** BEGIN Supplied material **

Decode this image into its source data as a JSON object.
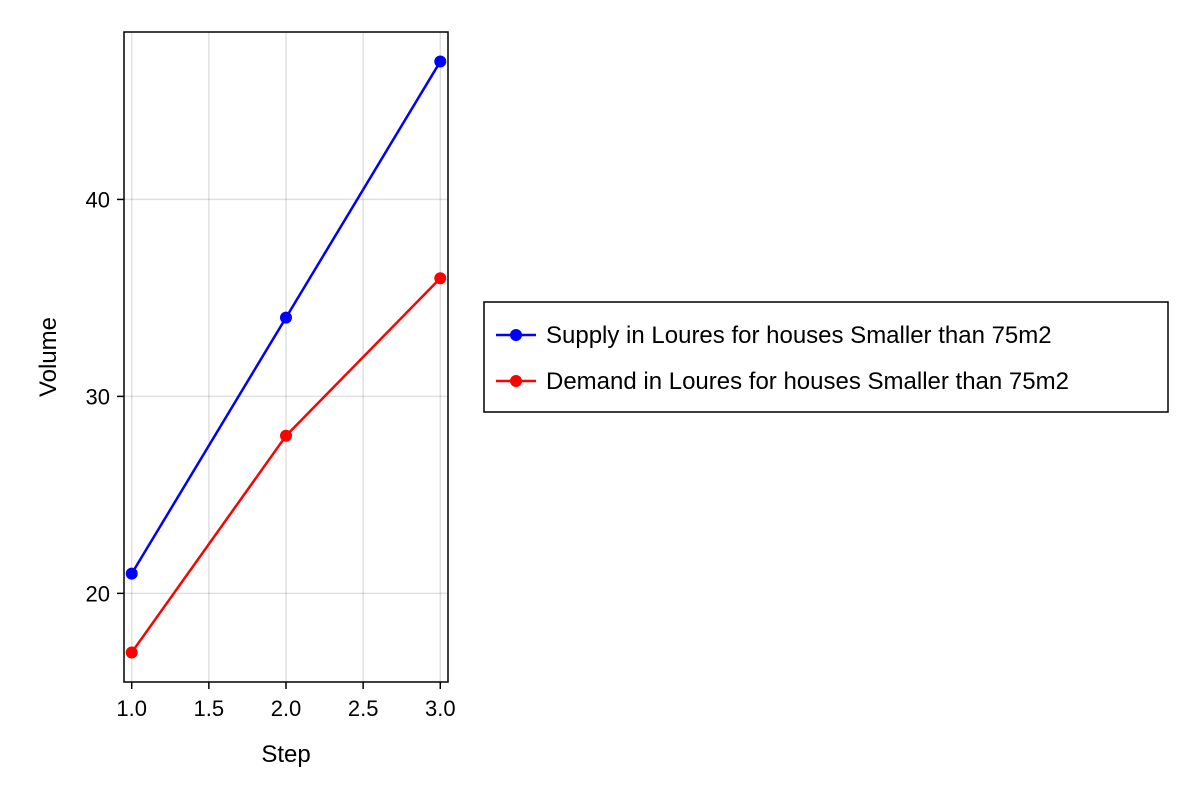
{
  "chart_data": {
    "type": "line",
    "title": "",
    "xlabel": "Step",
    "ylabel": "Volume",
    "x": [
      1.0,
      2.0,
      3.0
    ],
    "xlim": [
      0.95,
      3.05
    ],
    "ylim": [
      15.5,
      48.5
    ],
    "xticks": [
      1.0,
      1.5,
      2.0,
      2.5,
      3.0
    ],
    "xtick_labels": [
      "1.0",
      "1.5",
      "2.0",
      "2.5",
      "3.0"
    ],
    "yticks": [
      20,
      30,
      40
    ],
    "ytick_labels": [
      "20",
      "30",
      "40"
    ],
    "grid": true,
    "legend_position": "right",
    "series": [
      {
        "name": "Supply in Loures for houses Smaller than 75m2",
        "color": "#0000ff",
        "values": [
          21,
          34,
          47
        ]
      },
      {
        "name": "Demand in Loures for houses Smaller than 75m2",
        "color": "#ff0000",
        "values": [
          17,
          28,
          36
        ]
      }
    ]
  }
}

** END Supplied material **

§ **What is being asked**
Transcribe the complete set of entries verbatim. No pictures belong in the copy.

§ **In response**
Decode this image into its source data as a JSON object.
{
  "chart_data": {
    "type": "line",
    "title": "",
    "xlabel": "Step",
    "ylabel": "Volume",
    "x": [
      1.0,
      2.0,
      3.0
    ],
    "xlim": [
      0.95,
      3.05
    ],
    "ylim": [
      15.5,
      48.5
    ],
    "xticks": [
      1.0,
      1.5,
      2.0,
      2.5,
      3.0
    ],
    "xtick_labels": [
      "1.0",
      "1.5",
      "2.0",
      "2.5",
      "3.0"
    ],
    "yticks": [
      20,
      30,
      40
    ],
    "ytick_labels": [
      "20",
      "30",
      "40"
    ],
    "grid": true,
    "legend_position": "right",
    "series": [
      {
        "name": "Supply in Loures for houses Smaller than 75m2",
        "color": "#0000ff",
        "values": [
          21,
          34,
          47
        ]
      },
      {
        "name": "Demand in Loures for houses Smaller than 75m2",
        "color": "#ff0000",
        "values": [
          17,
          28,
          36
        ]
      }
    ]
  }
}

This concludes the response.